**GIVEN EXERCISE:** Write out again only the lines between the one with "OCR this image." and the end of the records below, both ends counted, and don't include the pictures.

**INFORMATION SHOWN:**
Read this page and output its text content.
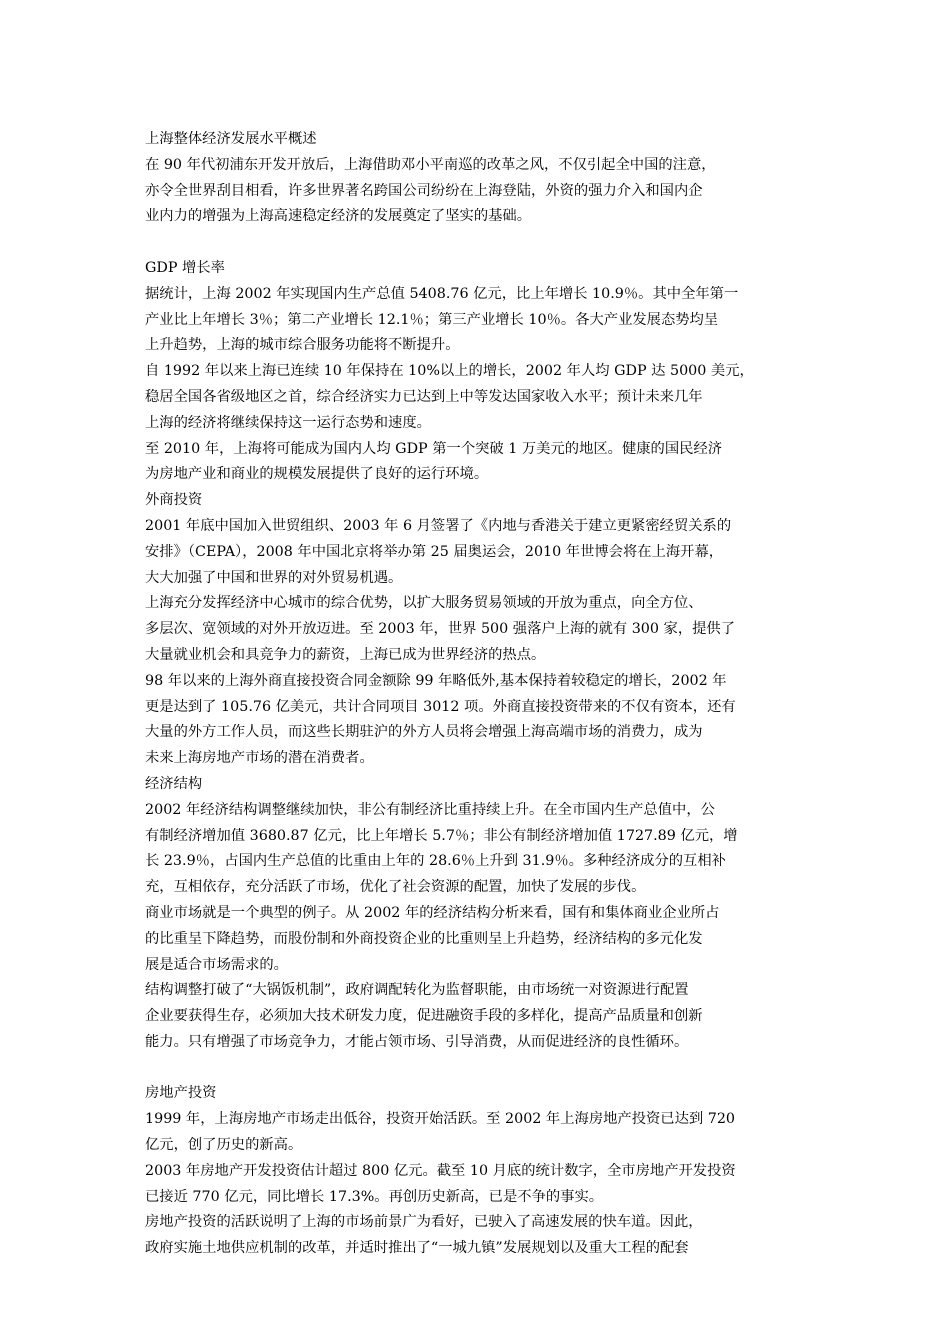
上海整体经济发展水平概述
在 90 年代初浦东开发开放后，上海借助邓小平南巡的改革之风，不仅引起全中国的注意，
亦令全世界刮目相看，许多世界著名跨国公司纷纷在上海登陆，外资的强力介入和国内企
业内力的增强为上海高速稳定经济的发展奠定了坚实的基础。
GDP 增长率
据统计，上海 2002 年实现国内生产总值 5408.76 亿元，比上年增长 10.9％。其中全年第一
产业比上年增长 3％；第二产业增长 12.1％；第三产业增长 10％。各大产业发展态势均呈
上升趋势，上海的城市综合服务功能将不断提升。
自 1992 年以来上海已连续 10 年保持在 10%以上的增长，2002 年人均 GDP 达 5000 美元，
稳居全国各省级地区之首，综合经济实力已达到上中等发达国家收入水平；预计未来几年
上海的经济将继续保持这一运行态势和速度。
至 2010 年，上海将可能成为国内人均 GDP 第一个突破 1 万美元的地区。健康的国民经济
为房地产业和商业的规模发展提供了良好的运行环境。
外商投资
2001 年底中国加入世贸组织、2003 年 6 月签署了《内地与香港关于建立更紧密经贸关系的
安排》（CEPA），2008 年中国北京将举办第 25 届奥运会，2010 年世博会将在上海开幕，
大大加强了中国和世界的对外贸易机遇。
上海充分发挥经济中心城市的综合优势，以扩大服务贸易领域的开放为重点，向全方位、
多层次、宽领域的对外开放迈进。至 2003 年，世界 500 强落户上海的就有 300 家，提供了
大量就业机会和具竞争力的薪资，上海已成为世界经济的热点。
98 年以来的上海外商直接投资合同金额除 99 年略低外,基本保持着较稳定的增长，2002 年
更是达到了 105.76 亿美元，共计合同项目 3012 项。外商直接投资带来的不仅有资本，还有
大量的外方工作人员，而这些长期驻沪的外方人员将会增强上海高端市场的消费力，成为
未来上海房地产市场的潜在消费者。
经济结构
2002 年经济结构调整继续加快，非公有制经济比重持续上升。在全市国内生产总值中，公
有制经济增加值 3680.87 亿元，比上年增长 5.7％；非公有制经济增加值 1727.89 亿元，增
长 23.9％，占国内生产总值的比重由上年的 28.6％上升到 31.9％。多种经济成分的互相补
充，互相依存，充分活跃了市场，优化了社会资源的配置，加快了发展的步伐。
商业市场就是一个典型的例子。从 2002 年的经济结构分析来看，国有和集体商业企业所占
的比重呈下降趋势，而股份制和外商投资企业的比重则呈上升趋势，经济结构的多元化发
展是适合市场需求的。
结构调整打破了“大锅饭机制”，政府调配转化为监督职能，由市场统一对资源进行配置
企业要获得生存，必须加大技术研发力度，促进融资手段的多样化，提高产品质量和创新
能力。只有增强了市场竞争力，才能占领市场、引导消费，从而促进经济的良性循环。
房地产投资
1999 年，上海房地产市场走出低谷，投资开始活跃。至 2002 年上海房地产投资已达到 720
亿元，创了历史的新高。
2003 年房地产开发投资估计超过 800 亿元。截至 10 月底的统计数字，全市房地产开发投资
已接近 770 亿元，同比增长 17.3%。再创历史新高，已是不争的事实。
房地产投资的活跃说明了上海的市场前景广为看好，已驶入了高速发展的快车道。因此，
政府实施土地供应机制的改革，并适时推出了“一城九镇”发展规划以及重大工程的配套
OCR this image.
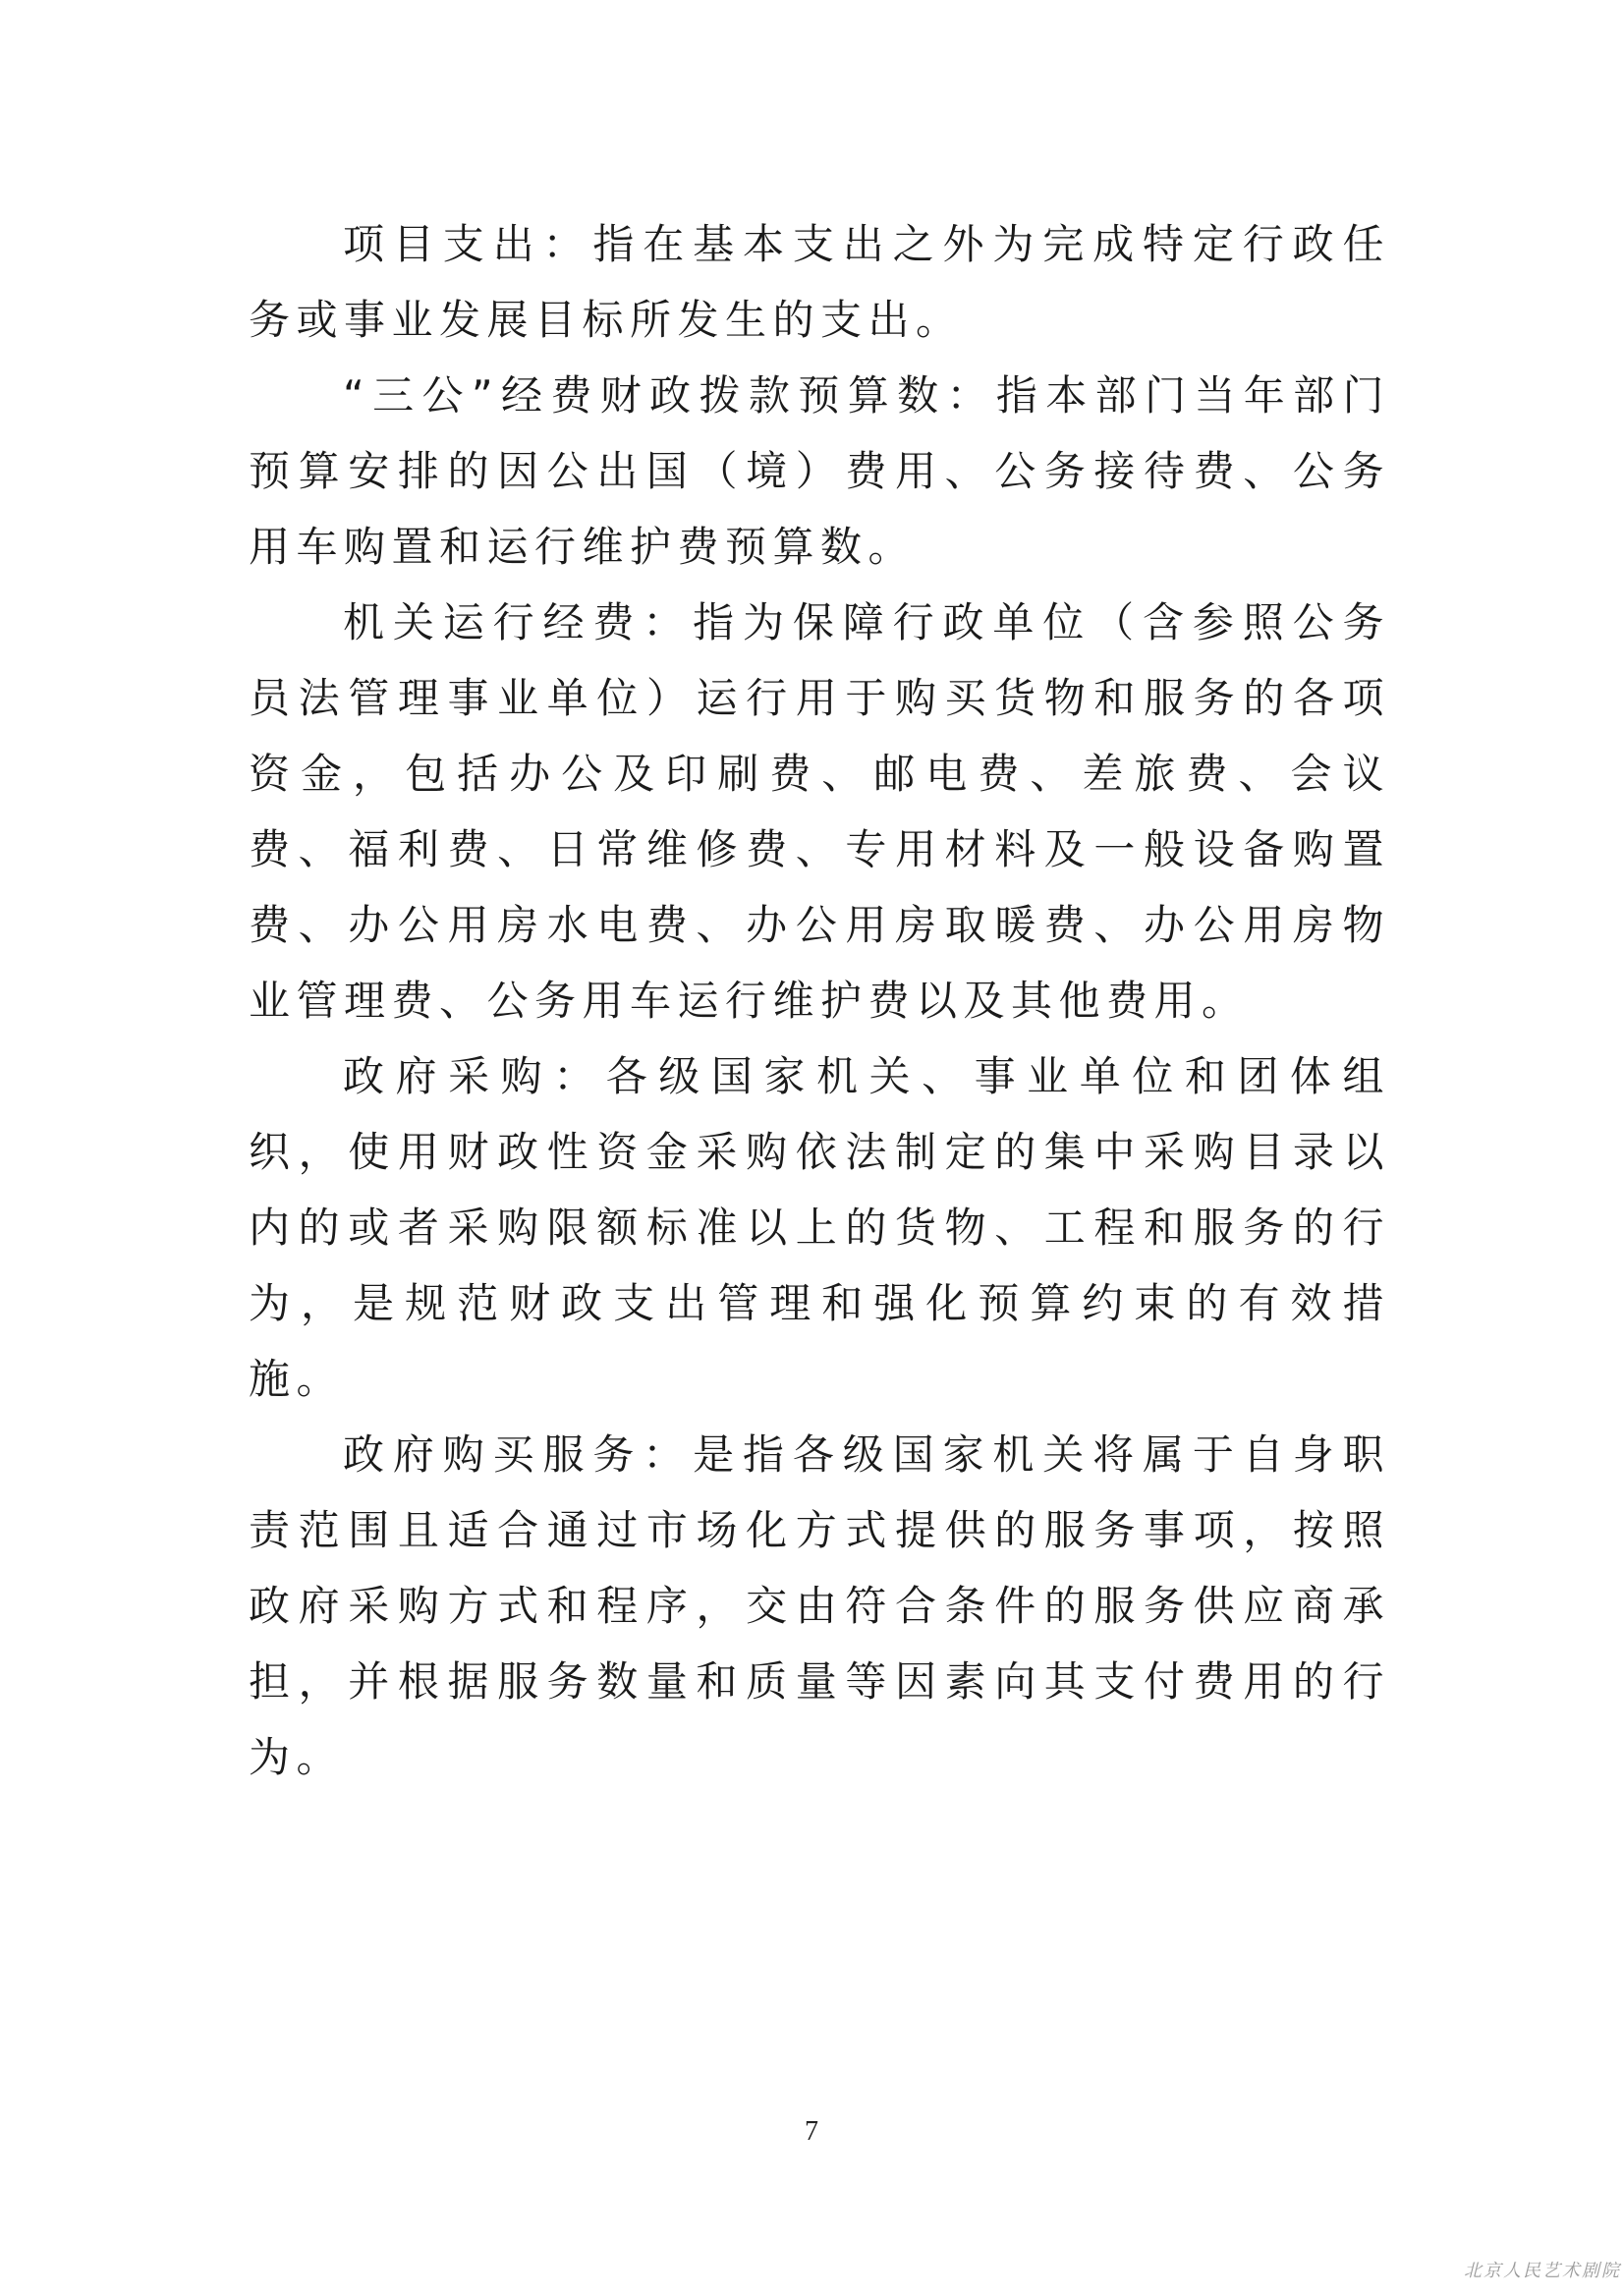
项目支出：指在基本支出之外为完成特定行政任务或事业发展目标所发生的支出。

“三公”经费财政拨款预算数：指本部门当年部门预算安排的因公出国（境）费用、公务接待费、公务用车购置和运行维护费预算数。

机关运行经费：指为保障行政单位（含参照公务员法管理事业单位）运行用于购买货物和服务的各项资金，包括办公及印刷费、邮电费、差旅费、会议费、福利费、日常维修费、专用材料及一般设备购置费、办公用房水电费、办公用房取暖费、办公用房物业管理费、公务用车运行维护费以及其他费用。

政府采购：各级国家机关、事业单位和团体组织，使用财政性资金采购依法制定的集中采购目录以内的或者采购限额标准以上的货物、工程和服务的行为，是规范财政支出管理和强化预算约束的有效措施。

政府购买服务：是指各级国家机关将属于自身职责范围且适合通过市场化方式提供的服务事项，按照政府采购方式和程序，交由符合条件的服务供应商承担，并根据服务数量和质量等因素向其支付费用的行为。

7
北京人民艺术剧院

**THE REPLY:**
OCR this image.
项目支出：指在基本支出之外为完成特定行政任务或事业发展目标所发生的支出。

“三公”经费财政拨款预算数：指本部门当年部门预算安排的因公出国（境）费用、公务接待费、公务用车购置和运行维护费预算数。

机关运行经费：指为保障行政单位（含参照公务员法管理事业单位）运行用于购买货物和服务的各项资金，包括办公及印刷费、邮电费、差旅费、会议费、福利费、日常维修费、专用材料及一般设备购置费、办公用房水电费、办公用房取暖费、办公用房物业管理费、公务用车运行维护费以及其他费用。

政府采购：各级国家机关、事业单位和团体组织，使用财政性资金采购依法制定的集中采购目录以内的或者采购限额标准以上的货物、工程和服务的行为，是规范财政支出管理和强化预算约束的有效措施。

政府购买服务：是指各级国家机关将属于自身职责范围且适合通过市场化方式提供的服务事项，按照政府采购方式和程序，交由符合条件的服务供应商承担，并根据服务数量和质量等因素向其支付费用的行为。

7
北京人民艺术剧院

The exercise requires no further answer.